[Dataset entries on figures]
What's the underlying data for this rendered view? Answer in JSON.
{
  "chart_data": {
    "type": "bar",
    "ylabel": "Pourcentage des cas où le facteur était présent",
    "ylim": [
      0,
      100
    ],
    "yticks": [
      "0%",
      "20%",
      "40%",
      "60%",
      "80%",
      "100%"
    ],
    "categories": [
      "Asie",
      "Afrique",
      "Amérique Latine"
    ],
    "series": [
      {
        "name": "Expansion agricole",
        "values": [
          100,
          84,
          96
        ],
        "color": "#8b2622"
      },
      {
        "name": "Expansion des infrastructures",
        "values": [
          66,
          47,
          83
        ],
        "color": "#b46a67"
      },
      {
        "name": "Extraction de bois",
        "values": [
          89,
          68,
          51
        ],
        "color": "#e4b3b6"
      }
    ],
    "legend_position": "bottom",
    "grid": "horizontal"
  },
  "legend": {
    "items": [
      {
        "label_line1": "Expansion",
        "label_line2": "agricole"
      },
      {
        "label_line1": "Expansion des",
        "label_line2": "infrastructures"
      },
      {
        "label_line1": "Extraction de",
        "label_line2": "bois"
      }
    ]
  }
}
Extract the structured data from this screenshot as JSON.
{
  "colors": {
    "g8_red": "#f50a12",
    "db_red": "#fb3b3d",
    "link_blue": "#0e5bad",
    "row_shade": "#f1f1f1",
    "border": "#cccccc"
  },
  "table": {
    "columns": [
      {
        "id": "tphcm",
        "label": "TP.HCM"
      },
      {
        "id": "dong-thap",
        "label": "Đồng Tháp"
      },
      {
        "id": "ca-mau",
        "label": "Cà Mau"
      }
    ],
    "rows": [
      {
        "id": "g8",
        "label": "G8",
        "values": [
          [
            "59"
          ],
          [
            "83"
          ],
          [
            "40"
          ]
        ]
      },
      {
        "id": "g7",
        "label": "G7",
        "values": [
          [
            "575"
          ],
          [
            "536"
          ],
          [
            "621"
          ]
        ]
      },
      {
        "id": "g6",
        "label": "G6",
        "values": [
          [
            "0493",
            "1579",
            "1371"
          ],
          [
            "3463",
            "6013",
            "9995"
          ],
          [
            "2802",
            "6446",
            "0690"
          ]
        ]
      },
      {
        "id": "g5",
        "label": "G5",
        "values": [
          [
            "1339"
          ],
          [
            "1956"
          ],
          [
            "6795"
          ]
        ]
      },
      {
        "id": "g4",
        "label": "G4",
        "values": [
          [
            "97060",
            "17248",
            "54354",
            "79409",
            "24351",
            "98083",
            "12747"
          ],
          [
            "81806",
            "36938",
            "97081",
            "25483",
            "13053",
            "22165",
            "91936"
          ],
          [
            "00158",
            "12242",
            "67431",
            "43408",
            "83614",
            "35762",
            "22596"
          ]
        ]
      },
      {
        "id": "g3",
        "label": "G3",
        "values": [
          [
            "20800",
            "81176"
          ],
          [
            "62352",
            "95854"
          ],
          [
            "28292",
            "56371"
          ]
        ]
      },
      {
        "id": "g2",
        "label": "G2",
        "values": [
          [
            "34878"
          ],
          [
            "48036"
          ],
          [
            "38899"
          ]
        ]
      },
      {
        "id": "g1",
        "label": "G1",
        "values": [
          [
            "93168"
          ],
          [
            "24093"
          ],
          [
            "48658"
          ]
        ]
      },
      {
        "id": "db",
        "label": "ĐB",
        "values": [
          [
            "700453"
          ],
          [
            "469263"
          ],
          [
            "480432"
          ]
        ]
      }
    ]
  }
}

What the task requires: Transcribe all of the entries without altering anything.

Answer for this exercise:
What's the underlying data for this rendered view? Answer in JSON.
{
  "chart_data": {
    "type": "bar",
    "ylabel": "Pourcentage des cas où le facteur était présent",
    "ylim": [
      0,
      100
    ],
    "yticks": [
      "0%",
      "20%",
      "40%",
      "60%",
      "80%",
      "100%"
    ],
    "categories": [
      "Asie",
      "Afrique",
      "Amérique Latine"
    ],
    "series": [
      {
        "name": "Expansion agricole",
        "values": [
          100,
          84,
          96
        ],
        "color": "#8b2622"
      },
      {
        "name": "Expansion des infrastructures",
        "values": [
          66,
          47,
          83
        ],
        "color": "#b46a67"
      },
      {
        "name": "Extraction de bois",
        "values": [
          89,
          68,
          51
        ],
        "color": "#e4b3b6"
      }
    ],
    "legend_position": "bottom",
    "grid": "horizontal"
  },
  "legend": {
    "items": [
      {
        "label_line1": "Expansion",
        "label_line2": "agricole"
      },
      {
        "label_line1": "Expansion des",
        "label_line2": "infrastructures"
      },
      {
        "label_line1": "Extraction de",
        "label_line2": "bois"
      }
    ]
  }
}
Extract the structured data from this screenshot as JSON.
{
  "colors": {
    "g8_red": "#f50a12",
    "db_red": "#fb3b3d",
    "link_blue": "#0e5bad",
    "row_shade": "#f1f1f1",
    "border": "#cccccc"
  },
  "table": {
    "columns": [
      {
        "id": "tphcm",
        "label": "TP.HCM"
      },
      {
        "id": "dong-thap",
        "label": "Đồng Tháp"
      },
      {
        "id": "ca-mau",
        "label": "Cà Mau"
      }
    ],
    "rows": [
      {
        "id": "g8",
        "label": "G8",
        "values": [
          [
            "59"
          ],
          [
            "83"
          ],
          [
            "40"
          ]
        ]
      },
      {
        "id": "g7",
        "label": "G7",
        "values": [
          [
            "575"
          ],
          [
            "536"
          ],
          [
            "621"
          ]
        ]
      },
      {
        "id": "g6",
        "label": "G6",
        "values": [
          [
            "0493",
            "1579",
            "1371"
          ],
          [
            "3463",
            "6013",
            "9995"
          ],
          [
            "2802",
            "6446",
            "0690"
          ]
        ]
      },
      {
        "id": "g5",
        "label": "G5",
        "values": [
          [
            "1339"
          ],
          [
            "1956"
          ],
          [
            "6795"
          ]
        ]
      },
      {
        "id": "g4",
        "label": "G4",
        "values": [
          [
            "97060",
            "17248",
            "54354",
            "79409",
            "24351",
            "98083",
            "12747"
          ],
          [
            "81806",
            "36938",
            "97081",
            "25483",
            "13053",
            "22165",
            "91936"
          ],
          [
            "00158",
            "12242",
            "67431",
            "43408",
            "83614",
            "35762",
            "22596"
          ]
        ]
      },
      {
        "id": "g3",
        "label": "G3",
        "values": [
          [
            "20800",
            "81176"
          ],
          [
            "62352",
            "95854"
          ],
          [
            "28292",
            "56371"
          ]
        ]
      },
      {
        "id": "g2",
        "label": "G2",
        "values": [
          [
            "34878"
          ],
          [
            "48036"
          ],
          [
            "38899"
          ]
        ]
      },
      {
        "id": "g1",
        "label": "G1",
        "values": [
          [
            "93168"
          ],
          [
            "24093"
          ],
          [
            "48658"
          ]
        ]
      },
      {
        "id": "db",
        "label": "ĐB",
        "values": [
          [
            "700453"
          ],
          [
            "469263"
          ],
          [
            "480432"
          ]
        ]
      }
    ]
  }
}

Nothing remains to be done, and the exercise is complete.